» Directions for this task: Reproduce this listing in full.

··········

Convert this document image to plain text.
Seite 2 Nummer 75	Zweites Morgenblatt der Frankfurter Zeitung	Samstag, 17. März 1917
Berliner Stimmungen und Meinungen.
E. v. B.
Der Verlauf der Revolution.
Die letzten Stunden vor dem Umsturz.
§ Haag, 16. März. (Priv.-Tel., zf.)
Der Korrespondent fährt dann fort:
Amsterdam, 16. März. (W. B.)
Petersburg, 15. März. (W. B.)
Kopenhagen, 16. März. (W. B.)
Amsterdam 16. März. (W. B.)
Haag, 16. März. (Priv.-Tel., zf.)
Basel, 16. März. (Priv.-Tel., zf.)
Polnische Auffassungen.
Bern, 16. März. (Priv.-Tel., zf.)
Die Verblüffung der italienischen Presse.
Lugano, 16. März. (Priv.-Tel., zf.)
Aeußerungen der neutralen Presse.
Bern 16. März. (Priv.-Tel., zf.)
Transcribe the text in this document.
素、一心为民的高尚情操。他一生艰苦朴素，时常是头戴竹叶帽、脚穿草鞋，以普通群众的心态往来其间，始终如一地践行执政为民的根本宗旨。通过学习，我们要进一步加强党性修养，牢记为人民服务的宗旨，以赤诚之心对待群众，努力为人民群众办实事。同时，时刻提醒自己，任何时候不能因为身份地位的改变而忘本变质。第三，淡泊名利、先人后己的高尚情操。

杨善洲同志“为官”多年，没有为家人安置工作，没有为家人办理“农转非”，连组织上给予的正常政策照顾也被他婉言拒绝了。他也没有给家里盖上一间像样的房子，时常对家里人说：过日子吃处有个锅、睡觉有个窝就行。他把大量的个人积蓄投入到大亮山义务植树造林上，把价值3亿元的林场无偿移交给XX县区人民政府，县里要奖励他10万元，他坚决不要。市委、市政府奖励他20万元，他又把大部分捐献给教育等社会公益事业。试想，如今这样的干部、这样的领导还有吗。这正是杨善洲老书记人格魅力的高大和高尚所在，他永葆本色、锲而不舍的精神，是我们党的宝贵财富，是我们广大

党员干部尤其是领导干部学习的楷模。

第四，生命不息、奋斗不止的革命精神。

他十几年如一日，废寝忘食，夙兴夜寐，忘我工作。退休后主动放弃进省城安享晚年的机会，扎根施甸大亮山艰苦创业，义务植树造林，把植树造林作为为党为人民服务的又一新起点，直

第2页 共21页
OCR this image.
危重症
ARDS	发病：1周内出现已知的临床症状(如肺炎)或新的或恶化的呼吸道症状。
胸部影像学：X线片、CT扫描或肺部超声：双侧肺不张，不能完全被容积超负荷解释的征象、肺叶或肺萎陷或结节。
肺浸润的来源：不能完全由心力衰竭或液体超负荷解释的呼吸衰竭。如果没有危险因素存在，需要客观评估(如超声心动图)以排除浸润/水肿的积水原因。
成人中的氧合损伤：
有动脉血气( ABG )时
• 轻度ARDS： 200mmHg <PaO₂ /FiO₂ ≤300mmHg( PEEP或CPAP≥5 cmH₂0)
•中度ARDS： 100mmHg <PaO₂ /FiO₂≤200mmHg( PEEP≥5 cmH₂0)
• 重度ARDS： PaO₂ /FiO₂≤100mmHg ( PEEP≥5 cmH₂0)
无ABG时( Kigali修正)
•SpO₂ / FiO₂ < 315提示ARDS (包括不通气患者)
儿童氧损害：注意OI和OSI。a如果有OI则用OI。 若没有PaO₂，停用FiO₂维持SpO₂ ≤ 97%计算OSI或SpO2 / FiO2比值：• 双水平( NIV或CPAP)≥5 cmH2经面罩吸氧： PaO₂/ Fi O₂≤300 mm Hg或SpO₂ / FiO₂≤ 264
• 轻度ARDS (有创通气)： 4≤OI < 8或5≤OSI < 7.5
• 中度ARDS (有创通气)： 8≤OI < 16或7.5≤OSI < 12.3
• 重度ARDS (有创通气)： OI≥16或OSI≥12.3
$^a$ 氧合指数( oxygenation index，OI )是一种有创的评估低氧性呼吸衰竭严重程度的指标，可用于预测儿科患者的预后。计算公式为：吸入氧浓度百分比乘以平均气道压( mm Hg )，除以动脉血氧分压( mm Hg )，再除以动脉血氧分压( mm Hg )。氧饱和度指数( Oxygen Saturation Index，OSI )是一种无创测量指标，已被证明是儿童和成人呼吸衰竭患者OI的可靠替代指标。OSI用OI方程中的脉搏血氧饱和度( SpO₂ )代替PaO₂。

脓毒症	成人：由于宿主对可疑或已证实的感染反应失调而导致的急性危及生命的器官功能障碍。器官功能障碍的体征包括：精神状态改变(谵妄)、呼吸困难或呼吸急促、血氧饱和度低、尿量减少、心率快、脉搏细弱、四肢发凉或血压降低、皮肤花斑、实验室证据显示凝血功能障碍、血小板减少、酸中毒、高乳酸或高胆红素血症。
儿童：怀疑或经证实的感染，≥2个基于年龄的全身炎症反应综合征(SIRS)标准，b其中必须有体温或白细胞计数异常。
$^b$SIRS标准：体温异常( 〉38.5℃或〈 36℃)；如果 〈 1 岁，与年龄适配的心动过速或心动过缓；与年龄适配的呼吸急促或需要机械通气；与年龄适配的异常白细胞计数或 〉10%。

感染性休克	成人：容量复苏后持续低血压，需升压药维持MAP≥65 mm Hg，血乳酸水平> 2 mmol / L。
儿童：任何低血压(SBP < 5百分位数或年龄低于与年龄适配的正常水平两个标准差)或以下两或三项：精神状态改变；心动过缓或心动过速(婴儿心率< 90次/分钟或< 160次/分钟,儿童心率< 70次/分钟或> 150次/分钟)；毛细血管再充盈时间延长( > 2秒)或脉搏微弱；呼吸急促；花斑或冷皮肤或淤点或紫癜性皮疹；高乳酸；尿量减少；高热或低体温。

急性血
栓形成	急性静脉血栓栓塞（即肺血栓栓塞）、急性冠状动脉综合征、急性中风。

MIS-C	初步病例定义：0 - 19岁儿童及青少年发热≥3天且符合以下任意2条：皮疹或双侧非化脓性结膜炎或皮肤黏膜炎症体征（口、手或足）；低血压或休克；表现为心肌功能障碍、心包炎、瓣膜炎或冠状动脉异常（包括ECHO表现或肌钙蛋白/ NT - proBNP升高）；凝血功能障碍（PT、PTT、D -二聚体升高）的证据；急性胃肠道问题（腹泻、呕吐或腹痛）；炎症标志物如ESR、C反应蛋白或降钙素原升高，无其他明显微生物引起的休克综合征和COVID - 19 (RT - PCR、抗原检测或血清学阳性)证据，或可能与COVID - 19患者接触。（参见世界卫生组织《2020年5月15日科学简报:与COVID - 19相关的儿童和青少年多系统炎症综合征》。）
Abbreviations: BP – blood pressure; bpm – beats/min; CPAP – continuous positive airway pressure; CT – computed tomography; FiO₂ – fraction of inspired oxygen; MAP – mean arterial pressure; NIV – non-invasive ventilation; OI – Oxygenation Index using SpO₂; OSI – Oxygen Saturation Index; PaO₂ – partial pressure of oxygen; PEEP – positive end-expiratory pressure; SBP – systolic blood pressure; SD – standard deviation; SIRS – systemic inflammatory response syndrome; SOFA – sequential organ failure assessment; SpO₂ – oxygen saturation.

··········

» Task result:
Convert this document image to plain text.
Seite 2 Nummer 75	Zweites Morgenblatt der Frankfurter Zeitung	Samstag, 17. März 1917
Berliner Stimmungen und Meinungen.
E. v. B.
Der Verlauf der Revolution.
Die letzten Stunden vor dem Umsturz.
§ Haag, 16. März. (Priv.-Tel., zf.)
Der Korrespondent fährt dann fort:
Amsterdam, 16. März. (W. B.)
Petersburg, 15. März. (W. B.)
Kopenhagen, 16. März. (W. B.)
Amsterdam 16. März. (W. B.)
Haag, 16. März. (Priv.-Tel., zf.)
Basel, 16. März. (Priv.-Tel., zf.)
Polnische Auffassungen.
Bern, 16. März. (Priv.-Tel., zf.)
Die Verblüffung der italienischen Presse.
Lugano, 16. März. (Priv.-Tel., zf.)
Aeußerungen der neutralen Presse.
Bern 16. März. (Priv.-Tel., zf.)
Transcribe the text in this document.
素、一心为民的高尚情操。他一生艰苦朴素，时常是头戴竹叶帽、脚穿草鞋，以普通群众的心态往来其间，始终如一地践行执政为民的根本宗旨。通过学习，我们要进一步加强党性修养，牢记为人民服务的宗旨，以赤诚之心对待群众，努力为人民群众办实事。同时，时刻提醒自己，任何时候不能因为身份地位的改变而忘本变质。第三，淡泊名利、先人后己的高尚情操。

杨善洲同志“为官”多年，没有为家人安置工作，没有为家人办理“农转非”，连组织上给予的正常政策照顾也被他婉言拒绝了。他也没有给家里盖上一间像样的房子，时常对家里人说：过日子吃处有个锅、睡觉有个窝就行。他把大量的个人积蓄投入到大亮山义务植树造林上，把价值3亿元的林场无偿移交给XX县区人民政府，县里要奖励他10万元，他坚决不要。市委、市政府奖励他20万元，他又把大部分捐献给教育等社会公益事业。试想，如今这样的干部、这样的领导还有吗。这正是杨善洲老书记人格魅力的高大和高尚所在，他永葆本色、锲而不舍的精神，是我们党的宝贵财富，是我们广大

党员干部尤其是领导干部学习的楷模。

第四，生命不息、奋斗不止的革命精神。

他十几年如一日，废寝忘食，夙兴夜寐，忘我工作。退休后主动放弃进省城安享晚年的机会，扎根施甸大亮山艰苦创业，义务植树造林，把植树造林作为为党为人民服务的又一新起点，直

第2页 共21页
OCR this image.
危重症
ARDS	发病：1周内出现已知的临床症状(如肺炎)或新的或恶化的呼吸道症状。
胸部影像学：X线片、CT扫描或肺部超声：双侧肺不张，不能完全被容积超负荷解释的征象、肺叶或肺萎陷或结节。
肺浸润的来源：不能完全由心力衰竭或液体超负荷解释的呼吸衰竭。如果没有危险因素存在，需要客观评估(如超声心动图)以排除浸润/水肿的积水原因。
成人中的氧合损伤：
有动脉血气( ABG )时
• 轻度ARDS： 200mmHg <PaO₂ /FiO₂ ≤300mmHg( PEEP或CPAP≥5 cmH₂0)
•中度ARDS： 100mmHg <PaO₂ /FiO₂≤200mmHg( PEEP≥5 cmH₂0)
• 重度ARDS： PaO₂ /FiO₂≤100mmHg ( PEEP≥5 cmH₂0)
无ABG时( Kigali修正)
•SpO₂ / FiO₂ < 315提示ARDS (包括不通气患者)
儿童氧损害：注意OI和OSI。a如果有OI则用OI。 若没有PaO₂，停用FiO₂维持SpO₂ ≤ 97%计算OSI或SpO2 / FiO2比值：• 双水平( NIV或CPAP)≥5 cmH2经面罩吸氧： PaO₂/ Fi O₂≤300 mm Hg或SpO₂ / FiO₂≤ 264
• 轻度ARDS (有创通气)： 4≤OI < 8或5≤OSI < 7.5
• 中度ARDS (有创通气)： 8≤OI < 16或7.5≤OSI < 12.3
• 重度ARDS (有创通气)： OI≥16或OSI≥12.3
$^a$ 氧合指数( oxygenation index，OI )是一种有创的评估低氧性呼吸衰竭严重程度的指标，可用于预测儿科患者的预后。计算公式为：吸入氧浓度百分比乘以平均气道压( mm Hg )，除以动脉血氧分压( mm Hg )，再除以动脉血氧分压( mm Hg )。氧饱和度指数( Oxygen Saturation Index，OSI )是一种无创测量指标，已被证明是儿童和成人呼吸衰竭患者OI的可靠替代指标。OSI用OI方程中的脉搏血氧饱和度( SpO₂ )代替PaO₂。

脓毒症	成人：由于宿主对可疑或已证实的感染反应失调而导致的急性危及生命的器官功能障碍。器官功能障碍的体征包括：精神状态改变(谵妄)、呼吸困难或呼吸急促、血氧饱和度低、尿量减少、心率快、脉搏细弱、四肢发凉或血压降低、皮肤花斑、实验室证据显示凝血功能障碍、血小板减少、酸中毒、高乳酸或高胆红素血症。
儿童：怀疑或经证实的感染，≥2个基于年龄的全身炎症反应综合征(SIRS)标准，b其中必须有体温或白细胞计数异常。
$^b$SIRS标准：体温异常( 〉38.5℃或〈 36℃)；如果 〈 1 岁，与年龄适配的心动过速或心动过缓；与年龄适配的呼吸急促或需要机械通气；与年龄适配的异常白细胞计数或 〉10%。

感染性休克	成人：容量复苏后持续低血压，需升压药维持MAP≥65 mm Hg，血乳酸水平> 2 mmol / L。
儿童：任何低血压(SBP < 5百分位数或年龄低于与年龄适配的正常水平两个标准差)或以下两或三项：精神状态改变；心动过缓或心动过速(婴儿心率< 90次/分钟或< 160次/分钟,儿童心率< 70次/分钟或> 150次/分钟)；毛细血管再充盈时间延长( > 2秒)或脉搏微弱；呼吸急促；花斑或冷皮肤或淤点或紫癜性皮疹；高乳酸；尿量减少；高热或低体温。

急性血
栓形成	急性静脉血栓栓塞（即肺血栓栓塞）、急性冠状动脉综合征、急性中风。

MIS-C	初步病例定义：0 - 19岁儿童及青少年发热≥3天且符合以下任意2条：皮疹或双侧非化脓性结膜炎或皮肤黏膜炎症体征（口、手或足）；低血压或休克；表现为心肌功能障碍、心包炎、瓣膜炎或冠状动脉异常（包括ECHO表现或肌钙蛋白/ NT - proBNP升高）；凝血功能障碍（PT、PTT、D -二聚体升高）的证据；急性胃肠道问题（腹泻、呕吐或腹痛）；炎症标志物如ESR、C反应蛋白或降钙素原升高，无其他明显微生物引起的休克综合征和COVID - 19 (RT - PCR、抗原检测或血清学阳性)证据，或可能与COVID - 19患者接触。（参见世界卫生组织《2020年5月15日科学简报:与COVID - 19相关的儿童和青少年多系统炎症综合征》。）
Abbreviations: BP – blood pressure; bpm – beats/min; CPAP – continuous positive airway pressure; CT – computed tomography; FiO₂ – fraction of inspired oxygen; MAP – mean arterial pressure; NIV – non-invasive ventilation; OI – Oxygenation Index using SpO₂; OSI – Oxygen Saturation Index; PaO₂ – partial pressure of oxygen; PEEP – positive end-expiratory pressure; SBP – systolic blood pressure; SD – standard deviation; SIRS – systemic inflammatory response syndrome; SOFA – sequential organ failure assessment; SpO₂ – oxygen saturation.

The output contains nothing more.